[Source data]
+===+

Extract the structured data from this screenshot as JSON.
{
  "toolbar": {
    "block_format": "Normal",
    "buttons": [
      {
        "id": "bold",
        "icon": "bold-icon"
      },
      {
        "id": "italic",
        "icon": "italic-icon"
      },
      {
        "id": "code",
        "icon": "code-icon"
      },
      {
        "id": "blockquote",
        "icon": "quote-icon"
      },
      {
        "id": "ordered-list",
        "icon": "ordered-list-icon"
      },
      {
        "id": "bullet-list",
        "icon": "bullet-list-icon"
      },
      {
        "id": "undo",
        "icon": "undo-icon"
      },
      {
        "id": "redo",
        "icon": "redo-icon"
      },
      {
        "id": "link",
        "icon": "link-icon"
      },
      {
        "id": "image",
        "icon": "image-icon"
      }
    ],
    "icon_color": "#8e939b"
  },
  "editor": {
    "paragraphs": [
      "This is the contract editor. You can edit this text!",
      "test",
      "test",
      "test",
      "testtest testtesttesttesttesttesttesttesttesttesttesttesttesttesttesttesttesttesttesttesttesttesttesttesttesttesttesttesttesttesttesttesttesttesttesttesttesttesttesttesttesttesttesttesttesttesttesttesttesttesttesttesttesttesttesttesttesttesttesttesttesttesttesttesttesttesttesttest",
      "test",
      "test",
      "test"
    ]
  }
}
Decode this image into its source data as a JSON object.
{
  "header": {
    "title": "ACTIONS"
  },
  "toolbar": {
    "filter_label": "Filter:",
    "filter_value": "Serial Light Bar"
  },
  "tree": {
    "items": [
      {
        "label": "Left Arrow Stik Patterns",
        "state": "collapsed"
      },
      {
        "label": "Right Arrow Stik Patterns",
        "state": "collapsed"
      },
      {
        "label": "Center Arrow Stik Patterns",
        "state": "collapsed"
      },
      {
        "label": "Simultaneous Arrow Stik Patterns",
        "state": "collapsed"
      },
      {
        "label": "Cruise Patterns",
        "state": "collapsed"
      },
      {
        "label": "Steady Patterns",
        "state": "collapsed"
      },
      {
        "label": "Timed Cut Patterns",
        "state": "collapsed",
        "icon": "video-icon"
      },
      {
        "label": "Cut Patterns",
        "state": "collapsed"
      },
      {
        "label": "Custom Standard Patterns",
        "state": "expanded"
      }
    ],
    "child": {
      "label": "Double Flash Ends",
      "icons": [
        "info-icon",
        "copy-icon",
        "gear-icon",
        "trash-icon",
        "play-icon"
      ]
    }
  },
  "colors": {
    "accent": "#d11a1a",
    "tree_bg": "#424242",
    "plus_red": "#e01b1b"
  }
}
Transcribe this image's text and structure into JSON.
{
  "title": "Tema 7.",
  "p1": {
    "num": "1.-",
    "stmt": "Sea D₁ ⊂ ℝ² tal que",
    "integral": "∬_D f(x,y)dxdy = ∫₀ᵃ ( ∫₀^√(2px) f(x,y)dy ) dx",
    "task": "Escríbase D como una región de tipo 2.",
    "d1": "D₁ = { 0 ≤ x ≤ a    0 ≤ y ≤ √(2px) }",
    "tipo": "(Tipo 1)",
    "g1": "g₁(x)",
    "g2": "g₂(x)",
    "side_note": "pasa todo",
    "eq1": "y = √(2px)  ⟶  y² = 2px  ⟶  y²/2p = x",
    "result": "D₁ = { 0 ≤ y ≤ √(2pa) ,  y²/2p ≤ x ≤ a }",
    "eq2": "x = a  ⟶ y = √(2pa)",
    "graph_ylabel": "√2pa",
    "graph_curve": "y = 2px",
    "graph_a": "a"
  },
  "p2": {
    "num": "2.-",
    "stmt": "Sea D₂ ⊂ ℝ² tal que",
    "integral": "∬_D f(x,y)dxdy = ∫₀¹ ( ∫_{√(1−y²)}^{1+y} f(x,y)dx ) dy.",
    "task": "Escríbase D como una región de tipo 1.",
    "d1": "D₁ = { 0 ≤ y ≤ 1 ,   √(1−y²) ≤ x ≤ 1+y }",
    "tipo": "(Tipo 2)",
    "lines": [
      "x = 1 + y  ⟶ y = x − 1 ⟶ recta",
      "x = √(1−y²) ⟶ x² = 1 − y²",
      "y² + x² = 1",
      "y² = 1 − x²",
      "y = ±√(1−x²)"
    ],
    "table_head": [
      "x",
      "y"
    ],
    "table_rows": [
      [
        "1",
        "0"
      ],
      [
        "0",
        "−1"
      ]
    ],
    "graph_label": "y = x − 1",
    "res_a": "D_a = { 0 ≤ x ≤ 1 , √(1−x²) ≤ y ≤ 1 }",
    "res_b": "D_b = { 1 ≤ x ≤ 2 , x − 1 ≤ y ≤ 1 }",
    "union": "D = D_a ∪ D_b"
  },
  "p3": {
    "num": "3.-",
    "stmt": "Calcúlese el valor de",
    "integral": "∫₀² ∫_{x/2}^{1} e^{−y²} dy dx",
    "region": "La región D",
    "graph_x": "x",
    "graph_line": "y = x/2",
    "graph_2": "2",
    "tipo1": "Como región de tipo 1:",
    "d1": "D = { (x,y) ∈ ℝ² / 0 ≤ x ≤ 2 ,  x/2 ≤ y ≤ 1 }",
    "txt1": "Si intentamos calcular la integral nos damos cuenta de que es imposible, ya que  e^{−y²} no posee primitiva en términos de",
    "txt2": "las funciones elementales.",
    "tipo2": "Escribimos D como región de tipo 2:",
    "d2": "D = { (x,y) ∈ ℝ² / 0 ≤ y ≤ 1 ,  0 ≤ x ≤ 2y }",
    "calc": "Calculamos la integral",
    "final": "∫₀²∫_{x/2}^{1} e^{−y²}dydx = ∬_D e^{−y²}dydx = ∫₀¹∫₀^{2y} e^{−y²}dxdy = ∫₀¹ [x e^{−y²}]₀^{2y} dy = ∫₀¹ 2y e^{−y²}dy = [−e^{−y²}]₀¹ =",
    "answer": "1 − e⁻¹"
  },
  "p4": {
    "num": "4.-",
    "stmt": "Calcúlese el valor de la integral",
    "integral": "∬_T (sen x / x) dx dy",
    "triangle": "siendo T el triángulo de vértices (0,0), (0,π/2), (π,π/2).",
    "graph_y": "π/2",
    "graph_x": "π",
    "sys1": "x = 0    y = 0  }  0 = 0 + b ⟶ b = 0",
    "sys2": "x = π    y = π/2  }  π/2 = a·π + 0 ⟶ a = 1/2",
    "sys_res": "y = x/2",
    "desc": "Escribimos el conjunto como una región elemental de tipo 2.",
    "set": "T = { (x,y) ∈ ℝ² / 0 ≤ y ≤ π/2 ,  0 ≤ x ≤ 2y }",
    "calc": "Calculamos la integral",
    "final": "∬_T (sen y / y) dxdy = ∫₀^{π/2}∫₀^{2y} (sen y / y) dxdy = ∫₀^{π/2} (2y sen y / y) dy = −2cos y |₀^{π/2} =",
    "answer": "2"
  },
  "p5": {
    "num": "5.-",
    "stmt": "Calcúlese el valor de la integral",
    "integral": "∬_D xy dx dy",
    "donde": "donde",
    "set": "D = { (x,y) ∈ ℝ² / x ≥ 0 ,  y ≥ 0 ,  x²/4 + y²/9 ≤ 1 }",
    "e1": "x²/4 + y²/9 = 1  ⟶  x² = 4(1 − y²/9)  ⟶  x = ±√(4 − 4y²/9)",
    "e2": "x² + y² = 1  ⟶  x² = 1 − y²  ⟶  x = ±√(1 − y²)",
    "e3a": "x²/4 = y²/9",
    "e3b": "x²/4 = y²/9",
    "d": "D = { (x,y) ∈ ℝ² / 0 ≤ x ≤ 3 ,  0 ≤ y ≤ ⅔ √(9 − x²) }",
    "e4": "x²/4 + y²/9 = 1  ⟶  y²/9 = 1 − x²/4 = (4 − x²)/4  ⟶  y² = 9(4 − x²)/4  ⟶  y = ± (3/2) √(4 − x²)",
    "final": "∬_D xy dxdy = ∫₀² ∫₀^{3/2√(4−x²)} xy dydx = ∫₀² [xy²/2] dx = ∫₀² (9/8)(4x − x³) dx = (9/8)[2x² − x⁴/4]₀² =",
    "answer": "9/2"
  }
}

+===+

• REQUIREMENT
Copy out all lines that carry the word "list".

• OUTPUT
        "id": "ordered-list",
        "icon": "ordered-list-icon"
        "id": "bullet-list",
        "icon": "bullet-list-icon"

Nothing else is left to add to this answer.